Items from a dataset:

▼

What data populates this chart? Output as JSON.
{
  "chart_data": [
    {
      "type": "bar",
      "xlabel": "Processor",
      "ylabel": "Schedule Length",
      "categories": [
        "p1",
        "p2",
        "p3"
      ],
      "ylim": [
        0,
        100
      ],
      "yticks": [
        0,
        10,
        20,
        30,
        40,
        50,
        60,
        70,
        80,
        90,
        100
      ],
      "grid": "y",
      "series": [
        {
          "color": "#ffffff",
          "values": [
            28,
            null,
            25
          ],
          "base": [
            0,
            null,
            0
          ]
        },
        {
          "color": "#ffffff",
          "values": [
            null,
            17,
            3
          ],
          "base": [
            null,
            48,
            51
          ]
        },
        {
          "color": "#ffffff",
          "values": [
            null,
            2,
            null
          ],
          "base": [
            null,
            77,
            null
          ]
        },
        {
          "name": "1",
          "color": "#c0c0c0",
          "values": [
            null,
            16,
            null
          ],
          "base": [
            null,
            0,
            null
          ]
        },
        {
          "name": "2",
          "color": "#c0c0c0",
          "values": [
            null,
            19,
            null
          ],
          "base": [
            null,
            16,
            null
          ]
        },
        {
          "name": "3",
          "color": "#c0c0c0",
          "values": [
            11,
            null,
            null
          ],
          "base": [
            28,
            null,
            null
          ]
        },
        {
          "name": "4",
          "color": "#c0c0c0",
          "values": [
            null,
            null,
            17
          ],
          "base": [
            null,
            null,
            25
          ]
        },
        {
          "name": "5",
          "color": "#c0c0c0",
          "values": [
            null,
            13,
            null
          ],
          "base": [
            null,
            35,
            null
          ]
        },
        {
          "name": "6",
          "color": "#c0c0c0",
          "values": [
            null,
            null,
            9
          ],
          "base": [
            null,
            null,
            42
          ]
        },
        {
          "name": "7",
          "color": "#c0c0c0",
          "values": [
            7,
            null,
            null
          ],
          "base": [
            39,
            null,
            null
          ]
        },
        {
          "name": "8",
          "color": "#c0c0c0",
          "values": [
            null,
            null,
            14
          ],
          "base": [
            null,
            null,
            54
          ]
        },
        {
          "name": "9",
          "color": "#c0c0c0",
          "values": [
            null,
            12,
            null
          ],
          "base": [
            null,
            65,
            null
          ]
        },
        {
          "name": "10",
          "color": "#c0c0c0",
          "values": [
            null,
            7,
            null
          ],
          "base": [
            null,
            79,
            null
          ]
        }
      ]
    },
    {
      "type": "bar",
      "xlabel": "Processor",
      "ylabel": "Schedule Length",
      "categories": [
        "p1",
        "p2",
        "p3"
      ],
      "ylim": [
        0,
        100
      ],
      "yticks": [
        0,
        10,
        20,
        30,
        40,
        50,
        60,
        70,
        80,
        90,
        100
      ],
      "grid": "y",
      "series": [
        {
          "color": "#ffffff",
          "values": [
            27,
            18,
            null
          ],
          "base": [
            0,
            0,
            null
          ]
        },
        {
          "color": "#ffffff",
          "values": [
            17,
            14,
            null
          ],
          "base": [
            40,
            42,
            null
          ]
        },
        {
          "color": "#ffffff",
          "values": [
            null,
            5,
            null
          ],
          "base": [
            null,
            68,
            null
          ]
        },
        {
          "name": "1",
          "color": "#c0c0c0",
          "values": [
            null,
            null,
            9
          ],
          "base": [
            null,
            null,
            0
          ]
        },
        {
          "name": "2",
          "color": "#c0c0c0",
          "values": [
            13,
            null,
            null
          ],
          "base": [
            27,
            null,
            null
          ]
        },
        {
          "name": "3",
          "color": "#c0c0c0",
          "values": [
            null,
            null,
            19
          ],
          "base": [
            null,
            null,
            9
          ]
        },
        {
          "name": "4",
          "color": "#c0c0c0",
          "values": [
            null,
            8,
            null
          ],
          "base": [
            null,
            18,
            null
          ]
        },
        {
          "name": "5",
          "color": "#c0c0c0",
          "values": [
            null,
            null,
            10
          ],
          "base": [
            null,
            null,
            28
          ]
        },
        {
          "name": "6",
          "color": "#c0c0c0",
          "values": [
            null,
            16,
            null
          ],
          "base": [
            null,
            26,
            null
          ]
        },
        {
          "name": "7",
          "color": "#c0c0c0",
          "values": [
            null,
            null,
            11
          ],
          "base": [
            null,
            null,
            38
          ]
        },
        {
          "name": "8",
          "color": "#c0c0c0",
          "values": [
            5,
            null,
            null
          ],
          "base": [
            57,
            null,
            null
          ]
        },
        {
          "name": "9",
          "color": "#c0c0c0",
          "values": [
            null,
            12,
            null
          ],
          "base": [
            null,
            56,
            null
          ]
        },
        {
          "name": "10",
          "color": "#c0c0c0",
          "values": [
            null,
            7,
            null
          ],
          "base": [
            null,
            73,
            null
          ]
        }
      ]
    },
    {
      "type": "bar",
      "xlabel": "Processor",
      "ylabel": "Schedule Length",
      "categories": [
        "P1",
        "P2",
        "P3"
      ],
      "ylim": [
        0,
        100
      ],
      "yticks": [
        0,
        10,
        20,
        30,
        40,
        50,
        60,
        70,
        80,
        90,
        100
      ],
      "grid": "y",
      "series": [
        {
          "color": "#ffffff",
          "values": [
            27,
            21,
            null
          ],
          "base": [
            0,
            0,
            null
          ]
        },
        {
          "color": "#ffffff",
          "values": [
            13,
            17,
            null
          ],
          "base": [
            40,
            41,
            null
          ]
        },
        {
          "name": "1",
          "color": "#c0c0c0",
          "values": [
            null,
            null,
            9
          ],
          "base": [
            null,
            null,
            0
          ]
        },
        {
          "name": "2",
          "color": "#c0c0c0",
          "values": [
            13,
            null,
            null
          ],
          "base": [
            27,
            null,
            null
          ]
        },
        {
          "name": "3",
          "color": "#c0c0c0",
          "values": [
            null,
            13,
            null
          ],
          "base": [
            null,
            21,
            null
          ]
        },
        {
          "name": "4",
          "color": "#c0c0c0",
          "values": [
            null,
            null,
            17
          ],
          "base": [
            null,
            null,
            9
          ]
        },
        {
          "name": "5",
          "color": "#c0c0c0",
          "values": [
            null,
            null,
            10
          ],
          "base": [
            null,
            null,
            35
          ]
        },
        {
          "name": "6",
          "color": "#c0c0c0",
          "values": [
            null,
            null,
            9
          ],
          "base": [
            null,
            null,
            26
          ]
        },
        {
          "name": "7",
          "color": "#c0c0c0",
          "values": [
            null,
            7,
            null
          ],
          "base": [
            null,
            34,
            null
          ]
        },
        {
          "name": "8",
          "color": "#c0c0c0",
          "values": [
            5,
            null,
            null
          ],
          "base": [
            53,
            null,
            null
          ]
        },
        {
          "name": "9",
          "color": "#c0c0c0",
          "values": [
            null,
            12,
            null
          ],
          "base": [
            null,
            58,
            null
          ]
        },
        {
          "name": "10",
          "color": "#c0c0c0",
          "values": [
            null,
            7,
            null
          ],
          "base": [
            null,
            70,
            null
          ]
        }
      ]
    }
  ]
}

▲

Your instructions:
Repeat the data above, word for word.

Final answer:
What data populates this chart? Output as JSON.
{
  "chart_data": [
    {
      "type": "bar",
      "xlabel": "Processor",
      "ylabel": "Schedule Length",
      "categories": [
        "p1",
        "p2",
        "p3"
      ],
      "ylim": [
        0,
        100
      ],
      "yticks": [
        0,
        10,
        20,
        30,
        40,
        50,
        60,
        70,
        80,
        90,
        100
      ],
      "grid": "y",
      "series": [
        {
          "color": "#ffffff",
          "values": [
            28,
            null,
            25
          ],
          "base": [
            0,
            null,
            0
          ]
        },
        {
          "color": "#ffffff",
          "values": [
            null,
            17,
            3
          ],
          "base": [
            null,
            48,
            51
          ]
        },
        {
          "color": "#ffffff",
          "values": [
            null,
            2,
            null
          ],
          "base": [
            null,
            77,
            null
          ]
        },
        {
          "name": "1",
          "color": "#c0c0c0",
          "values": [
            null,
            16,
            null
          ],
          "base": [
            null,
            0,
            null
          ]
        },
        {
          "name": "2",
          "color": "#c0c0c0",
          "values": [
            null,
            19,
            null
          ],
          "base": [
            null,
            16,
            null
          ]
        },
        {
          "name": "3",
          "color": "#c0c0c0",
          "values": [
            11,
            null,
            null
          ],
          "base": [
            28,
            null,
            null
          ]
        },
        {
          "name": "4",
          "color": "#c0c0c0",
          "values": [
            null,
            null,
            17
          ],
          "base": [
            null,
            null,
            25
          ]
        },
        {
          "name": "5",
          "color": "#c0c0c0",
          "values": [
            null,
            13,
            null
          ],
          "base": [
            null,
            35,
            null
          ]
        },
        {
          "name": "6",
          "color": "#c0c0c0",
          "values": [
            null,
            null,
            9
          ],
          "base": [
            null,
            null,
            42
          ]
        },
        {
          "name": "7",
          "color": "#c0c0c0",
          "values": [
            7,
            null,
            null
          ],
          "base": [
            39,
            null,
            null
          ]
        },
        {
          "name": "8",
          "color": "#c0c0c0",
          "values": [
            null,
            null,
            14
          ],
          "base": [
            null,
            null,
            54
          ]
        },
        {
          "name": "9",
          "color": "#c0c0c0",
          "values": [
            null,
            12,
            null
          ],
          "base": [
            null,
            65,
            null
          ]
        },
        {
          "name": "10",
          "color": "#c0c0c0",
          "values": [
            null,
            7,
            null
          ],
          "base": [
            null,
            79,
            null
          ]
        }
      ]
    },
    {
      "type": "bar",
      "xlabel": "Processor",
      "ylabel": "Schedule Length",
      "categories": [
        "p1",
        "p2",
        "p3"
      ],
      "ylim": [
        0,
        100
      ],
      "yticks": [
        0,
        10,
        20,
        30,
        40,
        50,
        60,
        70,
        80,
        90,
        100
      ],
      "grid": "y",
      "series": [
        {
          "color": "#ffffff",
          "values": [
            27,
            18,
            null
          ],
          "base": [
            0,
            0,
            null
          ]
        },
        {
          "color": "#ffffff",
          "values": [
            17,
            14,
            null
          ],
          "base": [
            40,
            42,
            null
          ]
        },
        {
          "color": "#ffffff",
          "values": [
            null,
            5,
            null
          ],
          "base": [
            null,
            68,
            null
          ]
        },
        {
          "name": "1",
          "color": "#c0c0c0",
          "values": [
            null,
            null,
            9
          ],
          "base": [
            null,
            null,
            0
          ]
        },
        {
          "name": "2",
          "color": "#c0c0c0",
          "values": [
            13,
            null,
            null
          ],
          "base": [
            27,
            null,
            null
          ]
        },
        {
          "name": "3",
          "color": "#c0c0c0",
          "values": [
            null,
            null,
            19
          ],
          "base": [
            null,
            null,
            9
          ]
        },
        {
          "name": "4",
          "color": "#c0c0c0",
          "values": [
            null,
            8,
            null
          ],
          "base": [
            null,
            18,
            null
          ]
        },
        {
          "name": "5",
          "color": "#c0c0c0",
          "values": [
            null,
            null,
            10
          ],
          "base": [
            null,
            null,
            28
          ]
        },
        {
          "name": "6",
          "color": "#c0c0c0",
          "values": [
            null,
            16,
            null
          ],
          "base": [
            null,
            26,
            null
          ]
        },
        {
          "name": "7",
          "color": "#c0c0c0",
          "values": [
            null,
            null,
            11
          ],
          "base": [
            null,
            null,
            38
          ]
        },
        {
          "name": "8",
          "color": "#c0c0c0",
          "values": [
            5,
            null,
            null
          ],
          "base": [
            57,
            null,
            null
          ]
        },
        {
          "name": "9",
          "color": "#c0c0c0",
          "values": [
            null,
            12,
            null
          ],
          "base": [
            null,
            56,
            null
          ]
        },
        {
          "name": "10",
          "color": "#c0c0c0",
          "values": [
            null,
            7,
            null
          ],
          "base": [
            null,
            73,
            null
          ]
        }
      ]
    },
    {
      "type": "bar",
      "xlabel": "Processor",
      "ylabel": "Schedule Length",
      "categories": [
        "P1",
        "P2",
        "P3"
      ],
      "ylim": [
        0,
        100
      ],
      "yticks": [
        0,
        10,
        20,
        30,
        40,
        50,
        60,
        70,
        80,
        90,
        100
      ],
      "grid": "y",
      "series": [
        {
          "color": "#ffffff",
          "values": [
            27,
            21,
            null
          ],
          "base": [
            0,
            0,
            null
          ]
        },
        {
          "color": "#ffffff",
          "values": [
            13,
            17,
            null
          ],
          "base": [
            40,
            41,
            null
          ]
        },
        {
          "name": "1",
          "color": "#c0c0c0",
          "values": [
            null,
            null,
            9
          ],
          "base": [
            null,
            null,
            0
          ]
        },
        {
          "name": "2",
          "color": "#c0c0c0",
          "values": [
            13,
            null,
            null
          ],
          "base": [
            27,
            null,
            null
          ]
        },
        {
          "name": "3",
          "color": "#c0c0c0",
          "values": [
            null,
            13,
            null
          ],
          "base": [
            null,
            21,
            null
          ]
        },
        {
          "name": "4",
          "color": "#c0c0c0",
          "values": [
            null,
            null,
            17
          ],
          "base": [
            null,
            null,
            9
          ]
        },
        {
          "name": "5",
          "color": "#c0c0c0",
          "values": [
            null,
            null,
            10
          ],
          "base": [
            null,
            null,
            35
          ]
        },
        {
          "name": "6",
          "color": "#c0c0c0",
          "values": [
            null,
            null,
            9
          ],
          "base": [
            null,
            null,
            26
          ]
        },
        {
          "name": "7",
          "color": "#c0c0c0",
          "values": [
            null,
            7,
            null
          ],
          "base": [
            null,
            34,
            null
          ]
        },
        {
          "name": "8",
          "color": "#c0c0c0",
          "values": [
            5,
            null,
            null
          ],
          "base": [
            53,
            null,
            null
          ]
        },
        {
          "name": "9",
          "color": "#c0c0c0",
          "values": [
            null,
            12,
            null
          ],
          "base": [
            null,
            58,
            null
          ]
        },
        {
          "name": "10",
          "color": "#c0c0c0",
          "values": [
            null,
            7,
            null
          ],
          "base": [
            null,
            70,
            null
          ]
        }
      ]
    }
  ]
}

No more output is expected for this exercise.